## [Ejercicios]
**A)** Reproduce sin cambios el fragmento sobre las anulaciones matrimoniales desde "Francisco sabe, sin" hasta "tenido varios hijos.".
**B)** Según el fragmento sobre las anulaciones matrimoniales, ¿qué tribunal posee el poder de anular matrimonios?
**C)** Prolonga el fragmento sobre las anulaciones matrimoniales a partir de su última oración.

## [Fragmento proporcionado]
━━━━━━━━━━━━━━━━━━━━━━━━━━━━━━
Francisco conoce el drama de millones de divorciados católicos que desearían poder seguir participando de los sacramentos sin ser proscritos ni condenados por la Iglesia. O que atenazados por una crisis matrimonial desearían deshacer su compromiso. Conoce también la hipocresía de ciertas sentencias del tribunal de la Sagrada Rota que posee el poder de anular matrimonios. Sabe muy bien Francisco que muchas personas importantes, ricas y famosas han conseguido de forma discutible la anulación del matrimonio por parte del tribunal eclesiástico. La Iglesia afirma que no se trata de una separación sino de demostrar que a aquel matrimonio, a veces de años, le faltó algún requisito a la hora de ser contraído y por tanto era inválido.
Francisco sabe, sin embargo, que la casuística de la Iglesia a lo largo del tiempo se fue enriqueciendo de motivos que fueron facilitando la anulación, como la “falta de discreción de juicio” de uno de los cónyuges o la “dificultad de ser fiel en el matrimonio”. Las crónicas cuentan incluso con casos de separación de matrimonios por no haber sido consumados a pesar de haber tenido varios hijos.
━━━━━━━━━━━━━━━━━━━━━━━━━━━━━━
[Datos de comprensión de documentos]

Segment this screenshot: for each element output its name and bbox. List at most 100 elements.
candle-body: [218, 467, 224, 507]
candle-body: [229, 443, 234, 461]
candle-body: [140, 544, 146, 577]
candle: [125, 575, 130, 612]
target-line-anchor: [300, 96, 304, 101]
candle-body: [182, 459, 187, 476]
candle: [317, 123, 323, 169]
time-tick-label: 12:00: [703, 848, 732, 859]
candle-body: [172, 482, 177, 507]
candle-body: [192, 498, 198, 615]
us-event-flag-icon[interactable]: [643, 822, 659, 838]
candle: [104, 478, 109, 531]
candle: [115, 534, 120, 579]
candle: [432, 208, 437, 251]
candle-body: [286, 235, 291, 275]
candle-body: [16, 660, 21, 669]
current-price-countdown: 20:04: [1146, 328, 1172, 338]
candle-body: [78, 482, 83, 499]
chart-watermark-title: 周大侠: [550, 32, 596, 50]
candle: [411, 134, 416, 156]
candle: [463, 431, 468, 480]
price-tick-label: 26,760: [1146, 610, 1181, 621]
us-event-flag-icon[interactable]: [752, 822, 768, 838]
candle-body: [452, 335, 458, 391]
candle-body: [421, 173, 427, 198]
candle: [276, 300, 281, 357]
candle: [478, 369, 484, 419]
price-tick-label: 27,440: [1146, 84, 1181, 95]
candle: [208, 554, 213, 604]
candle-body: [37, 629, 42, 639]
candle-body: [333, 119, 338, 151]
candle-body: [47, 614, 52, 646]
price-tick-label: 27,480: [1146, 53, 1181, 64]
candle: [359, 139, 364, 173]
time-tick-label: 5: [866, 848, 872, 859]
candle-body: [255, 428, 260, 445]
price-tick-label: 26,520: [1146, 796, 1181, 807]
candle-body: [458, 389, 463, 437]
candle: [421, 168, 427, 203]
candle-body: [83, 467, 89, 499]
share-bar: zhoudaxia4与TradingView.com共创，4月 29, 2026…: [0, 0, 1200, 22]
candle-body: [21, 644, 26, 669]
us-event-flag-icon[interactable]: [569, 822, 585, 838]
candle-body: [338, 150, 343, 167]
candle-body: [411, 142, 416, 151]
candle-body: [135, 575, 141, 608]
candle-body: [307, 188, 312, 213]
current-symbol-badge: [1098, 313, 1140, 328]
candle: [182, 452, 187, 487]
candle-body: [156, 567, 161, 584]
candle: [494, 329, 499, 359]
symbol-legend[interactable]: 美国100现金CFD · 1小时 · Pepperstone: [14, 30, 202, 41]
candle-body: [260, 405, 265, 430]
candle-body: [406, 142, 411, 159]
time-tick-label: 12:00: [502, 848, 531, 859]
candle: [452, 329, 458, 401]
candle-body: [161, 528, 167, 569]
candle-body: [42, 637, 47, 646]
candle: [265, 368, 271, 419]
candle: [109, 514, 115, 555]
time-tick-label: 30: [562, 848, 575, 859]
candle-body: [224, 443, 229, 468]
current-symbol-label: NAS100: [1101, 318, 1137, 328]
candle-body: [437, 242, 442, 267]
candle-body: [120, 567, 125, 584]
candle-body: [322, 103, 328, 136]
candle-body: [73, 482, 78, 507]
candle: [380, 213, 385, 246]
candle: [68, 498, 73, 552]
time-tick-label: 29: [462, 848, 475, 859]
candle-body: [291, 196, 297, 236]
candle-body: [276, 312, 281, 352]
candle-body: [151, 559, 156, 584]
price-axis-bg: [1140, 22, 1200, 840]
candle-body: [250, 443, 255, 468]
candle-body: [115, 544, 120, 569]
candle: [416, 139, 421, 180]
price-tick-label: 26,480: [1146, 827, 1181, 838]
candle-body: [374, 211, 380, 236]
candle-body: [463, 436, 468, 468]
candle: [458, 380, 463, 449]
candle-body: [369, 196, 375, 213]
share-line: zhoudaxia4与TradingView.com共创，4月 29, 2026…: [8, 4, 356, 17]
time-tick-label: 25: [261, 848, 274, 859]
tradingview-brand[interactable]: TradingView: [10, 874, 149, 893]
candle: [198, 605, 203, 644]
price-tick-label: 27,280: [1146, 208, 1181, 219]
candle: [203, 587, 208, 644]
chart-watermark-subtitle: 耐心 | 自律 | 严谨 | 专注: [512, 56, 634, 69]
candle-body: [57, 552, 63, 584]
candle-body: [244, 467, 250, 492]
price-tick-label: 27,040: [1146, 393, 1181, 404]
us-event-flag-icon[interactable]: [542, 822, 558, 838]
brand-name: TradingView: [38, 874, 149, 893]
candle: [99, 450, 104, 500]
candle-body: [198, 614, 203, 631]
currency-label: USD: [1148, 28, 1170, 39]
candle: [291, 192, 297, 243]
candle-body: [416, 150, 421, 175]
━━━━━━━━━━━━━━━━━━━━━━━━━━━━━━
## [Respuestas]
**A)**
Francisco sabe, sin embargo, que la casuística de la Iglesia a lo largo del tiempo se fue enriqueciendo de motivos que fueron facilitando la anulación, como la “falta de discreción de juicio” de uno de los cónyuges o la “dificultad de ser fiel en el matrimonio”. Las crónicas cuentan incluso con casos de separación de matrimonios por no haber sido consumados a pesar de haber tenido varios hijos.

**B)** El tribunal de la Sagrada Rota.

**C)**
Francisco sabe que la Iglesia nunca admitirá el divorcio civil, pues considera el matrimonio religioso indisoluble. No ignora al mismo tiempo que hoy casi la mitad de los matrimonios han sido ya rotos, por lo menos una vez, incluso entre los católicos.
¿Qué ha hecho el Papa? Lanzar una de sus provocaciones. Sin pronunciar la palabra “divorcio”, que horroriza a la Iglesia conservadora, ha hablado de “separación”. Y ha justificado un posible divorcio de dos cristianos con estas palabras: “Hay casos en que la separación es inevitable, a veces incluso moralmente necesaria, para sustraer a los hijos de la violencia y la explotación”.
Francisco se ha referido a las “heridas que se producen en la convivencia familiar”. Según él, que gusta subrayar la realidad de la vida y de las cosas sin petrificarlas con fórmulas dogmáticas, se trata de aquellos casos en los que la relación ”en vez de expresar amor, hiere los afectos más queridos, provocando profundas heridas entre el marido y la mujer”.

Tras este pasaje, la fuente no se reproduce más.